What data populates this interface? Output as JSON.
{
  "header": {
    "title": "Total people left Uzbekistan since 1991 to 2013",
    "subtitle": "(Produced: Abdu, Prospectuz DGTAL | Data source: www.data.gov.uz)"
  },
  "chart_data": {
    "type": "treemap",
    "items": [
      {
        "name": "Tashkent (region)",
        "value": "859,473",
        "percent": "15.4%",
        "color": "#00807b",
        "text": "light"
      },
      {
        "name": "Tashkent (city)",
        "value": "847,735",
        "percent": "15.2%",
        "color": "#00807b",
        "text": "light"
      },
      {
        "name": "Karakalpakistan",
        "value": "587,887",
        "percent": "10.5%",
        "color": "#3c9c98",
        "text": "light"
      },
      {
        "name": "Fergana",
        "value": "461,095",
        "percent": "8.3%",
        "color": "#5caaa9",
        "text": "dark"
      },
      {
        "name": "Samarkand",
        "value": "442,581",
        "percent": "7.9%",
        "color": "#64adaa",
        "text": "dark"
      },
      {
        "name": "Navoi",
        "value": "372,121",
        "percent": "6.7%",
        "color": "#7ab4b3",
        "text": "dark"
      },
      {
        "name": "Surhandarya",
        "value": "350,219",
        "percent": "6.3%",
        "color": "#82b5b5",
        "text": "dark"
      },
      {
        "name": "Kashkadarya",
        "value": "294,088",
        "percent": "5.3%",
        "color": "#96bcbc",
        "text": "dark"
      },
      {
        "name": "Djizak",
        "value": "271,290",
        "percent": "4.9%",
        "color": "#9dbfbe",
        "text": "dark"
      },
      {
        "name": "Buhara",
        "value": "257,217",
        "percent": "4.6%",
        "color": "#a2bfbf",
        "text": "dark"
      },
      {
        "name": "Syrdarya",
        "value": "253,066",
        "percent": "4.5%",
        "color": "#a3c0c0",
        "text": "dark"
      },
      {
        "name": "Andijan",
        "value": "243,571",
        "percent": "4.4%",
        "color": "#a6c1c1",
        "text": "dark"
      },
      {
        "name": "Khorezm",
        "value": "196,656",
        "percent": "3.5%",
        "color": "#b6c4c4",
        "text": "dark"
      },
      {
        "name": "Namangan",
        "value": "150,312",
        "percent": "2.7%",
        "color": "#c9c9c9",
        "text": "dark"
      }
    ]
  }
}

────────

■ **PROBLEM TO WORK ON**
Reproduce the material exactly, with every line intact.

■ **RESPONSE FOR THIS EXERCISE**
What data populates this interface? Output as JSON.
{
  "header": {
    "title": "Total people left Uzbekistan since 1991 to 2013",
    "subtitle": "(Produced: Abdu, Prospectuz DGTAL | Data source: www.data.gov.uz)"
  },
  "chart_data": {
    "type": "treemap",
    "items": [
      {
        "name": "Tashkent (region)",
        "value": "859,473",
        "percent": "15.4%",
        "color": "#00807b",
        "text": "light"
      },
      {
        "name": "Tashkent (city)",
        "value": "847,735",
        "percent": "15.2%",
        "color": "#00807b",
        "text": "light"
      },
      {
        "name": "Karakalpakistan",
        "value": "587,887",
        "percent": "10.5%",
        "color": "#3c9c98",
        "text": "light"
      },
      {
        "name": "Fergana",
        "value": "461,095",
        "percent": "8.3%",
        "color": "#5caaa9",
        "text": "dark"
      },
      {
        "name": "Samarkand",
        "value": "442,581",
        "percent": "7.9%",
        "color": "#64adaa",
        "text": "dark"
      },
      {
        "name": "Navoi",
        "value": "372,121",
        "percent": "6.7%",
        "color": "#7ab4b3",
        "text": "dark"
      },
      {
        "name": "Surhandarya",
        "value": "350,219",
        "percent": "6.3%",
        "color": "#82b5b5",
        "text": "dark"
      },
      {
        "name": "Kashkadarya",
        "value": "294,088",
        "percent": "5.3%",
        "color": "#96bcbc",
        "text": "dark"
      },
      {
        "name": "Djizak",
        "value": "271,290",
        "percent": "4.9%",
        "color": "#9dbfbe",
        "text": "dark"
      },
      {
        "name": "Buhara",
        "value": "257,217",
        "percent": "4.6%",
        "color": "#a2bfbf",
        "text": "dark"
      },
      {
        "name": "Syrdarya",
        "value": "253,066",
        "percent": "4.5%",
        "color": "#a3c0c0",
        "text": "dark"
      },
      {
        "name": "Andijan",
        "value": "243,571",
        "percent": "4.4%",
        "color": "#a6c1c1",
        "text": "dark"
      },
      {
        "name": "Khorezm",
        "value": "196,656",
        "percent": "3.5%",
        "color": "#b6c4c4",
        "text": "dark"
      },
      {
        "name": "Namangan",
        "value": "150,312",
        "percent": "2.7%",
        "color": "#c9c9c9",
        "text": "dark"
      }
    ]
  }
}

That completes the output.